Chart and figure data
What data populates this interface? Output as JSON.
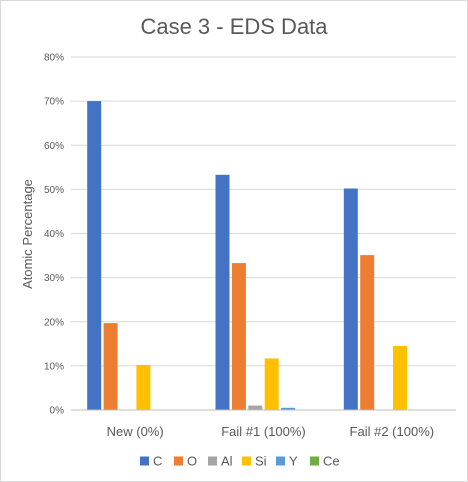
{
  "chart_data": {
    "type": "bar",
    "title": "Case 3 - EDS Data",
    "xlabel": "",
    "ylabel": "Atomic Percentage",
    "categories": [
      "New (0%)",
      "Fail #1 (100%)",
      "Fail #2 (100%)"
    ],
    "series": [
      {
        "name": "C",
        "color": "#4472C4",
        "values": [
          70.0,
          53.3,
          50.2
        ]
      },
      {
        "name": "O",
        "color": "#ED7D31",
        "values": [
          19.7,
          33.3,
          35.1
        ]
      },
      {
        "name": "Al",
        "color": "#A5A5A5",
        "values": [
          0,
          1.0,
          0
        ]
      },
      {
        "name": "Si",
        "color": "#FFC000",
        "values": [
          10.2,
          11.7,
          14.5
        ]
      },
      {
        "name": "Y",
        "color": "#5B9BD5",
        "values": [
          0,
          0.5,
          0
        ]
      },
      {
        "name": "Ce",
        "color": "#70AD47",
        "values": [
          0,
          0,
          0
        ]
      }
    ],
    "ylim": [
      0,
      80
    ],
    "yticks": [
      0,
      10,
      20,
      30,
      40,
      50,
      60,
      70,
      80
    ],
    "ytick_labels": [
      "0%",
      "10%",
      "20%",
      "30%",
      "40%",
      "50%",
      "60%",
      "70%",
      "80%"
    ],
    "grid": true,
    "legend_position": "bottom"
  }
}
* * *
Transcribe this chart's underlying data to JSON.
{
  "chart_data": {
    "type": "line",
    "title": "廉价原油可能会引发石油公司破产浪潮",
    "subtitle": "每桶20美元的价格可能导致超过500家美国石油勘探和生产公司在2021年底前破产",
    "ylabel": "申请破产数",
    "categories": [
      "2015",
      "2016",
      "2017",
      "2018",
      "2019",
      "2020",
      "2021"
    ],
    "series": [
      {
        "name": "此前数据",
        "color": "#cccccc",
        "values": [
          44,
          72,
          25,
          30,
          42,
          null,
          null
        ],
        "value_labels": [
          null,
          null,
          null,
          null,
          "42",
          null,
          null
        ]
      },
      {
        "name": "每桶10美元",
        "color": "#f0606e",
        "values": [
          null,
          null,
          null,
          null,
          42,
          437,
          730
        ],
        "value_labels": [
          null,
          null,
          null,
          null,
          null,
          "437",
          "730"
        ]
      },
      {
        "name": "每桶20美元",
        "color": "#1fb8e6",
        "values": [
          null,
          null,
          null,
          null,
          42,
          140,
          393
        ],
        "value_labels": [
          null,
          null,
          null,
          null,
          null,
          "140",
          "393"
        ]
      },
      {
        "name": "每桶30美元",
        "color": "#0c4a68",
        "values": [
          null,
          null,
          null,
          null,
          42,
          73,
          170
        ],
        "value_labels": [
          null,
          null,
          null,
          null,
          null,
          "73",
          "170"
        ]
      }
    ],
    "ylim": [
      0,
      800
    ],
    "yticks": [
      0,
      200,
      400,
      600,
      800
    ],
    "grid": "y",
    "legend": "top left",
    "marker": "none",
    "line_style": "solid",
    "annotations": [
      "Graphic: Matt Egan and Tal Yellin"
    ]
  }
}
--
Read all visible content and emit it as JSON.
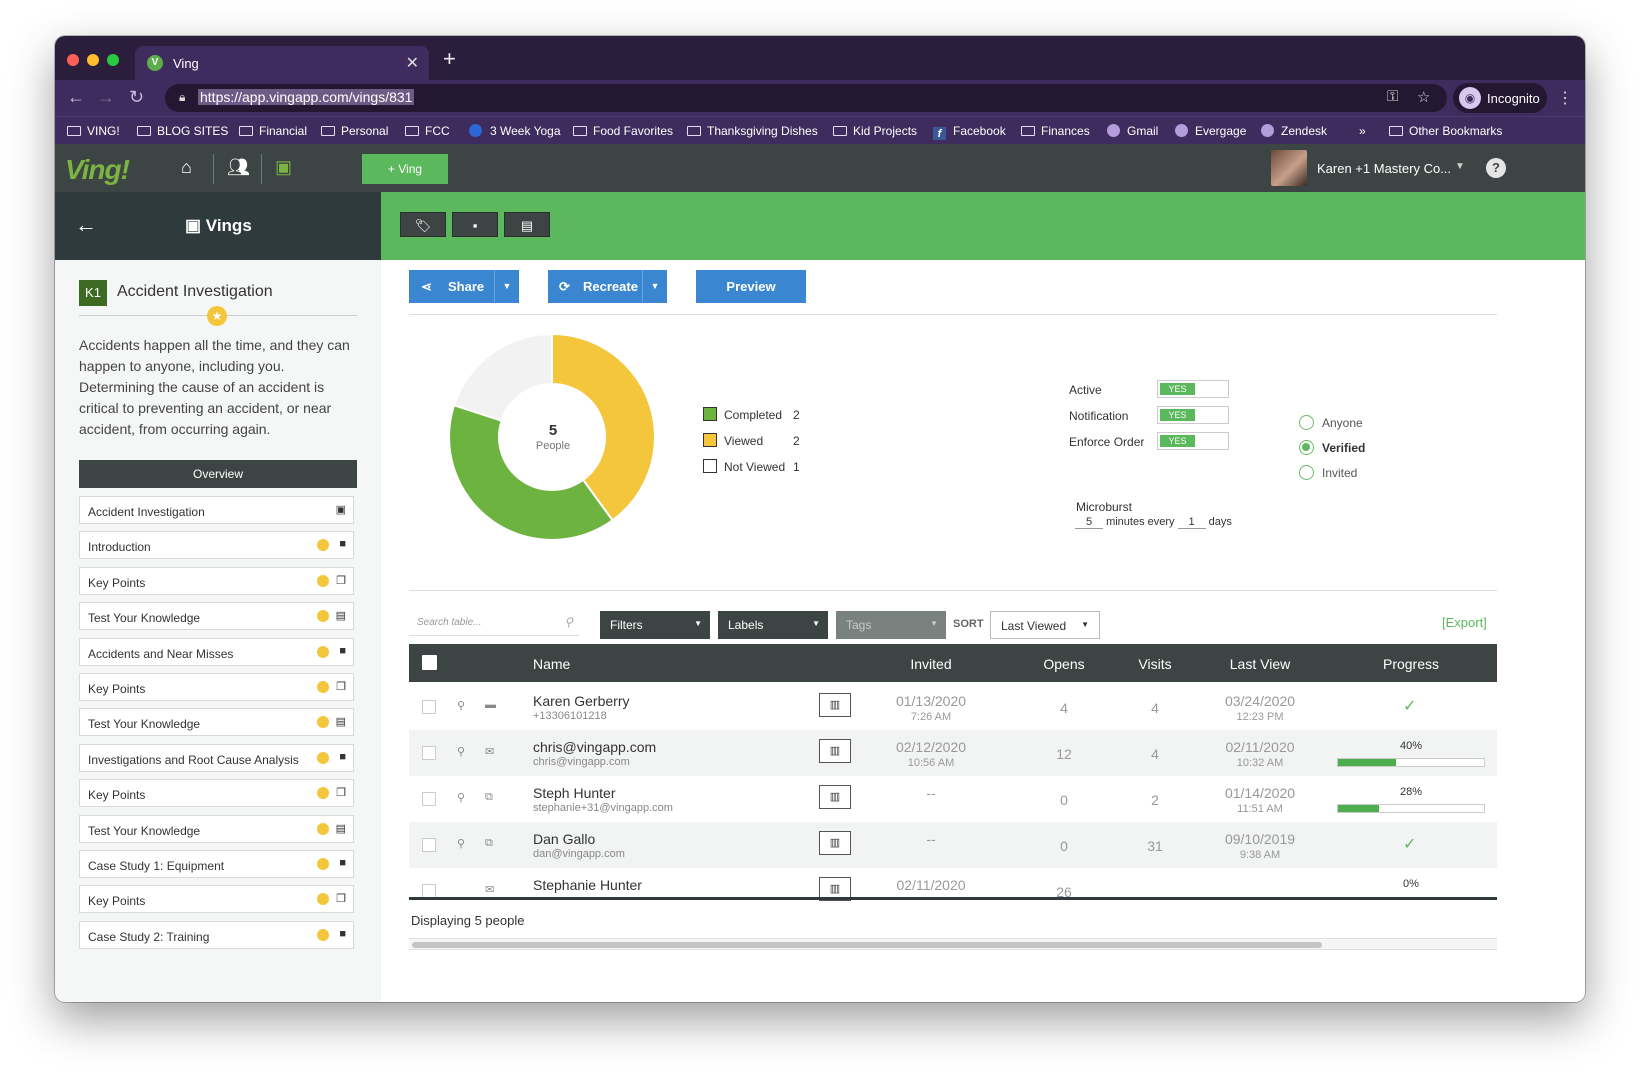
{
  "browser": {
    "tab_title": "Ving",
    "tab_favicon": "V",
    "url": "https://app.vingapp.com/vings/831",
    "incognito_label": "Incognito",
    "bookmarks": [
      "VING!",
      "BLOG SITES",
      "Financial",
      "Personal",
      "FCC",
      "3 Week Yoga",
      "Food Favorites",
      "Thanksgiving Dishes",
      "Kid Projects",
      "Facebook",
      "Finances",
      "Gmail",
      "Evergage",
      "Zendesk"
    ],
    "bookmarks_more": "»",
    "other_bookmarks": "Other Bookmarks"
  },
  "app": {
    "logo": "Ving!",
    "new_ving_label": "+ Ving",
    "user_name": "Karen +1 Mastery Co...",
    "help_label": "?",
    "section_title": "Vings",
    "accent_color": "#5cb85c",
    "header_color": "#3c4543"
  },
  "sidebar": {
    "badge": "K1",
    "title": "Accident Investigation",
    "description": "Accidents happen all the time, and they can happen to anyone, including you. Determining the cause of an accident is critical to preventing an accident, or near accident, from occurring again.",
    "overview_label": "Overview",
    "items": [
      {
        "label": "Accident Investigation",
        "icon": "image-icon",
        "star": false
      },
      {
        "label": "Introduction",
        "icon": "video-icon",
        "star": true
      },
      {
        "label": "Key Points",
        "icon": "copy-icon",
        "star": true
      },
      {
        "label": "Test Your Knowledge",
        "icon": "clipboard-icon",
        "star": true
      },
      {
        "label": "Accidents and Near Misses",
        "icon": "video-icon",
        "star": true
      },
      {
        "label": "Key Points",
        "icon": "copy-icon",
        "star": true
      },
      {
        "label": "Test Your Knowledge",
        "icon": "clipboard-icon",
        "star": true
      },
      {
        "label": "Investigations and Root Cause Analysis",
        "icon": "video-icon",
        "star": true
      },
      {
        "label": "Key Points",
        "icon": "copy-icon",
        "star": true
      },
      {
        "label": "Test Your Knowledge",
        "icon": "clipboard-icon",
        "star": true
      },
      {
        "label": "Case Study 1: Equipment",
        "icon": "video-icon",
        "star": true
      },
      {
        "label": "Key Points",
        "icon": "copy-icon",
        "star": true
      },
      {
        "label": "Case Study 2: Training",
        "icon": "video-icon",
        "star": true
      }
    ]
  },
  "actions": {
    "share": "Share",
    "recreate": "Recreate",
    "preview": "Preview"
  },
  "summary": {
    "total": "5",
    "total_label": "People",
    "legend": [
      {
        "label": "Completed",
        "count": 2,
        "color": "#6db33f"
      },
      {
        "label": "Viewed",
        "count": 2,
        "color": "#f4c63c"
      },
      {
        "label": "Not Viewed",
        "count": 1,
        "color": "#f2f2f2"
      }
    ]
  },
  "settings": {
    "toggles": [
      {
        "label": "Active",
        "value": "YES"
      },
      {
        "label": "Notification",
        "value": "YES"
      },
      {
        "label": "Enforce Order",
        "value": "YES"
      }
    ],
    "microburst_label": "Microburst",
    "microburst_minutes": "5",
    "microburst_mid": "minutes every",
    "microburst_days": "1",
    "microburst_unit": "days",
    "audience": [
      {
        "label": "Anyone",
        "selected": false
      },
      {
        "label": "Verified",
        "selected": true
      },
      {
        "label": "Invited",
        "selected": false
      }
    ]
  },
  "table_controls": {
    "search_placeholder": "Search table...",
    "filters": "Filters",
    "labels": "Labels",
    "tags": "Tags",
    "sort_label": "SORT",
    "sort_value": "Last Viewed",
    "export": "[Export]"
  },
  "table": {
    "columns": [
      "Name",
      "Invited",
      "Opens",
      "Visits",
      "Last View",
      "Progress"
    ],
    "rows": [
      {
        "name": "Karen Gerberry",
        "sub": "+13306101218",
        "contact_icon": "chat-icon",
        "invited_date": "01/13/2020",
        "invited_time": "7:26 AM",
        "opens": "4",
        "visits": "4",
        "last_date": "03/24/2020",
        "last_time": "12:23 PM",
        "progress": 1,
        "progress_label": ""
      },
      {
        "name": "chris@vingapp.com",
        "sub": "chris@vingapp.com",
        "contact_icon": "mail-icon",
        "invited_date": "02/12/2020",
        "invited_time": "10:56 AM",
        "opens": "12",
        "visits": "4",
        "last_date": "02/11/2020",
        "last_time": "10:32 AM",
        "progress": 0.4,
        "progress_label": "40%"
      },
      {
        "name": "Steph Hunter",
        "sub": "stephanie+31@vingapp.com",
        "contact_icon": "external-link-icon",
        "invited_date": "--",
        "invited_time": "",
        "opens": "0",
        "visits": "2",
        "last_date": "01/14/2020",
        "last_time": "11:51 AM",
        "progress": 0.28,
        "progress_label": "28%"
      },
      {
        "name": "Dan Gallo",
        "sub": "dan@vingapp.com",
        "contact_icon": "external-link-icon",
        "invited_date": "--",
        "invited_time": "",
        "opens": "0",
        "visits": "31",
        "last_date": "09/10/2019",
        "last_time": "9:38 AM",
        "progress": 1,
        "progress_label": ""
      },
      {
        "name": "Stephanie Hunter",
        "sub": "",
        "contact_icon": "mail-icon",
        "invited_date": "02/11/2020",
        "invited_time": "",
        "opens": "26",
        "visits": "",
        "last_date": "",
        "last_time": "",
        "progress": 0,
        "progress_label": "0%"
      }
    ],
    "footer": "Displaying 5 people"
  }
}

What is needed
Look through the entries and return every line where "Accidents" appears.

Answer to this task
    "description": "Accidents happen all the time, and they can happen to anyone, including you. Determining the cause of an accident is critical to preventing an accident, or near accident, from occurring again.",
        "label": "Accidents and Near Misses",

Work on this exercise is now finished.